Short problem:
Find every line of the listing below where "hálózatépítő" appears, and copy it.

------------------------------------------------------------

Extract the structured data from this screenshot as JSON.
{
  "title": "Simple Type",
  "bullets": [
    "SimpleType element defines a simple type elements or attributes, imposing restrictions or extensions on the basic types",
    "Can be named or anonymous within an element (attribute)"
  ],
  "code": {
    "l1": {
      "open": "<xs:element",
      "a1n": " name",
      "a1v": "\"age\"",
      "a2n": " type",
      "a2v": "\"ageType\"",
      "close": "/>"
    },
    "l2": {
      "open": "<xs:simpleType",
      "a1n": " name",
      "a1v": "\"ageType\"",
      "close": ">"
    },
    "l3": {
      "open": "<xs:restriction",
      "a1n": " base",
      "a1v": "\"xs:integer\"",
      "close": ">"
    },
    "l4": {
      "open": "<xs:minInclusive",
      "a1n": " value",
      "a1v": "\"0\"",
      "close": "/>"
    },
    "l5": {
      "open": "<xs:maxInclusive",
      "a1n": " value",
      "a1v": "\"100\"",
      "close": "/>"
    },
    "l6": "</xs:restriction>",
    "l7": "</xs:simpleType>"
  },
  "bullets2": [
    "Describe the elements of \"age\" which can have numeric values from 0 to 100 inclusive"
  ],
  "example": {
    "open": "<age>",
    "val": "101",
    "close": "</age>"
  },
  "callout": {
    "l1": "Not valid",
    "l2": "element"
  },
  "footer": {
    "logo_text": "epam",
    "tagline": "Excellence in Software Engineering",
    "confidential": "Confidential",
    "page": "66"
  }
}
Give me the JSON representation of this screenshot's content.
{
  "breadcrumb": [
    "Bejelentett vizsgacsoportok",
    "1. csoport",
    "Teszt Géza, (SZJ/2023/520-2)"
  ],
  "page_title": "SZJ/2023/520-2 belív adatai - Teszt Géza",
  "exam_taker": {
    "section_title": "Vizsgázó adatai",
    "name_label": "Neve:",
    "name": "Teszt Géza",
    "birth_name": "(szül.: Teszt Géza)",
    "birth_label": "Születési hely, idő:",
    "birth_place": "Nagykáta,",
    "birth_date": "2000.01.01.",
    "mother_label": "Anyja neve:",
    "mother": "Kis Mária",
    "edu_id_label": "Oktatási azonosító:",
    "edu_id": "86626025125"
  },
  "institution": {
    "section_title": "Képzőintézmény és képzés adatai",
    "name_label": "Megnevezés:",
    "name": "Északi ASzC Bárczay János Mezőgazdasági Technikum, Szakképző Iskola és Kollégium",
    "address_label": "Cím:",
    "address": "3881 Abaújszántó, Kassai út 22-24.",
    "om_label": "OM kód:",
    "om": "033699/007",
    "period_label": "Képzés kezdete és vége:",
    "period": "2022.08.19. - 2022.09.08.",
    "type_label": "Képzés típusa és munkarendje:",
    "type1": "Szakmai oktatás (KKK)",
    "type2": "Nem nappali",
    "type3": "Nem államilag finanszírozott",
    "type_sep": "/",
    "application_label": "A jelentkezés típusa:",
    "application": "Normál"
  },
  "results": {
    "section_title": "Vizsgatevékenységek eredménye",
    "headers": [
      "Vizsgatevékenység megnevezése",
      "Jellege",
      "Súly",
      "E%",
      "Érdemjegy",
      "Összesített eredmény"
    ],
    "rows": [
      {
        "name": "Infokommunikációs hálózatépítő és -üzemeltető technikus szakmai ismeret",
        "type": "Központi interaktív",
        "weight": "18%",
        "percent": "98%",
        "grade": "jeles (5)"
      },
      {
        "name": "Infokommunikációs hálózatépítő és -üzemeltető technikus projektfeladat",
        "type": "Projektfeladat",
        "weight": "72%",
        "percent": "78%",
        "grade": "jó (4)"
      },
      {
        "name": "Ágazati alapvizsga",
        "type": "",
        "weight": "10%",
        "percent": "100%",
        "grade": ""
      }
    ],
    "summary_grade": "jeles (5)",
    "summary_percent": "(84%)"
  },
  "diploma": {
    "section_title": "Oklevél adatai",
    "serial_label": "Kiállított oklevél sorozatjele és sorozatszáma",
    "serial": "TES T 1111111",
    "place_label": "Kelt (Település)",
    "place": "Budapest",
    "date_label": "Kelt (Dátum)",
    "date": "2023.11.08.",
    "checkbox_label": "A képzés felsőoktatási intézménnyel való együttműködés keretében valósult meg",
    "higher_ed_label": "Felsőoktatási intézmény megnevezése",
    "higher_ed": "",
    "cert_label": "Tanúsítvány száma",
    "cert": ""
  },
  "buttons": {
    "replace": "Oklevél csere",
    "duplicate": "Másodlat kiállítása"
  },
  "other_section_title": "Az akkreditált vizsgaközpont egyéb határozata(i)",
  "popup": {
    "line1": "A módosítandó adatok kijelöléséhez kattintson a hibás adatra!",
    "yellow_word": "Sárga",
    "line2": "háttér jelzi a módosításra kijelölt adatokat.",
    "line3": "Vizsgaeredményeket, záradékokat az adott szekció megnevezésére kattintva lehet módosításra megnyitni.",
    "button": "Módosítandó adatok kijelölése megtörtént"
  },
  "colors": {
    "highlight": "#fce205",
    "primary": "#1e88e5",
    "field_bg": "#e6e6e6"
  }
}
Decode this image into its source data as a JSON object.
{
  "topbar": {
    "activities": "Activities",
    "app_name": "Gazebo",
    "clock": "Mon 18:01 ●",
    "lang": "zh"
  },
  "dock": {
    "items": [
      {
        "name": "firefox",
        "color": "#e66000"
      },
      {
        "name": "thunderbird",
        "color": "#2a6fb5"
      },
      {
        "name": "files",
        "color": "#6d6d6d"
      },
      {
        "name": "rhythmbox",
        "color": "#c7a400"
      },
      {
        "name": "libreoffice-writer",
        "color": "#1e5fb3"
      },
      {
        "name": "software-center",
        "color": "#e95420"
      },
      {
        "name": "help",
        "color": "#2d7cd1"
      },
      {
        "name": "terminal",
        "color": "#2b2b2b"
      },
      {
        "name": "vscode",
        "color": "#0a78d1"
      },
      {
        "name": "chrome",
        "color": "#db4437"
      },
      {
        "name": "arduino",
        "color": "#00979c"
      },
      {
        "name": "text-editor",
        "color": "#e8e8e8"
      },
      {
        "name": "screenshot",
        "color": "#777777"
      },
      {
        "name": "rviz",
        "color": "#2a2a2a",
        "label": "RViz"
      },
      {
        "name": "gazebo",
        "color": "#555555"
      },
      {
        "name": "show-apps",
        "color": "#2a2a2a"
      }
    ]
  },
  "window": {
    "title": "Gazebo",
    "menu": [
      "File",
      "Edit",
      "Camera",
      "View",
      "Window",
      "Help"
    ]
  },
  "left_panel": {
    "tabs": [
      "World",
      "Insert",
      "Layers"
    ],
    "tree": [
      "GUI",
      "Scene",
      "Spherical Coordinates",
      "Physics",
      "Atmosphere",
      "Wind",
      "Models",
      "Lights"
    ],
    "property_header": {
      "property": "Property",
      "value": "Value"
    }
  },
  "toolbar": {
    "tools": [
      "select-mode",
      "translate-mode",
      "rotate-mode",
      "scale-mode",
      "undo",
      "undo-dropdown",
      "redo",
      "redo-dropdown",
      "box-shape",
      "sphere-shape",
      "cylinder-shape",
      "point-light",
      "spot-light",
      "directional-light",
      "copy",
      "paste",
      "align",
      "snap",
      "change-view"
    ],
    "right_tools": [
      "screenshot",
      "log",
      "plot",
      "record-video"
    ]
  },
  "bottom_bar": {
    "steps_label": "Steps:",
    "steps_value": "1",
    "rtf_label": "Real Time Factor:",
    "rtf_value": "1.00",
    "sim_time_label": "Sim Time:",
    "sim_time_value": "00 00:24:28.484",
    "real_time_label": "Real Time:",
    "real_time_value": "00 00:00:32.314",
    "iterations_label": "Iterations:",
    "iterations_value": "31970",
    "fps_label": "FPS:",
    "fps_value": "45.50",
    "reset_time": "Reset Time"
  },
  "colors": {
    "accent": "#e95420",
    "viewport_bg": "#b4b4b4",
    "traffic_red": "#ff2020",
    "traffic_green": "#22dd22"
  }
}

------------------------------------------------------------

Response to this task:
        "name": "Infokommunikációs hálózatépítő és -üzemeltető technikus szakmai ismeret",
        "name": "Infokommunikációs hálózatépítő és -üzemeltető technikus projektfeladat",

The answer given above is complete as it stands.